● **WHAT TO DO**: From the records, pick out and copy each line containing "Activation".

>>>

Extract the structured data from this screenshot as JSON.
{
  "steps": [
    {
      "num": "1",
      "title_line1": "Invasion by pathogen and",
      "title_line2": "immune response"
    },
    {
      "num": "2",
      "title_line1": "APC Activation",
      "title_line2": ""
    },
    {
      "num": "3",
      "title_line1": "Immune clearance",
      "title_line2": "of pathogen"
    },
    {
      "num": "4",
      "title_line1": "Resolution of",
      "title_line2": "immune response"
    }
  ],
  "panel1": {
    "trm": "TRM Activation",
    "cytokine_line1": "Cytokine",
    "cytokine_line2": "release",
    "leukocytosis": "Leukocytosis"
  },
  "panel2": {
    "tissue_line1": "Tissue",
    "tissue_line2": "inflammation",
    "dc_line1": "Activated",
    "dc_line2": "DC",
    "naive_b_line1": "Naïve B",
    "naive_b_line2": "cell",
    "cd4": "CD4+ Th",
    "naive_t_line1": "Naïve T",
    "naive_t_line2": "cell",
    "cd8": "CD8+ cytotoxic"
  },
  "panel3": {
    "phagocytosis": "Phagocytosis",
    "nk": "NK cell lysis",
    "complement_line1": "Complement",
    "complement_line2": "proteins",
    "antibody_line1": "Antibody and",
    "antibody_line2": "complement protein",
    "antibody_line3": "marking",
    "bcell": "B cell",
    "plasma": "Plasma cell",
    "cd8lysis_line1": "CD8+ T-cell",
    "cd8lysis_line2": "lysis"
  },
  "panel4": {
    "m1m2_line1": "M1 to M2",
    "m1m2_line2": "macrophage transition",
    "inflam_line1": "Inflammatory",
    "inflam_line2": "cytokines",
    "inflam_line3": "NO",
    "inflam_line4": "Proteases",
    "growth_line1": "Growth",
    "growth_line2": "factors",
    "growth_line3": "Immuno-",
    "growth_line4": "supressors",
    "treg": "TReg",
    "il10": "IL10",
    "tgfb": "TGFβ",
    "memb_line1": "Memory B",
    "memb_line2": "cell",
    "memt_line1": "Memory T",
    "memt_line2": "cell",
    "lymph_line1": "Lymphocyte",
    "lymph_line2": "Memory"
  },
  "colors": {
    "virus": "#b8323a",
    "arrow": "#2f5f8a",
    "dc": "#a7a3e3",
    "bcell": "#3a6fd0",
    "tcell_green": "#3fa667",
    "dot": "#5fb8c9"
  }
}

<<<

● **RESPONSE AREA**:
      "title_line1": "APC Activation",
    "trm": "TRM Activation",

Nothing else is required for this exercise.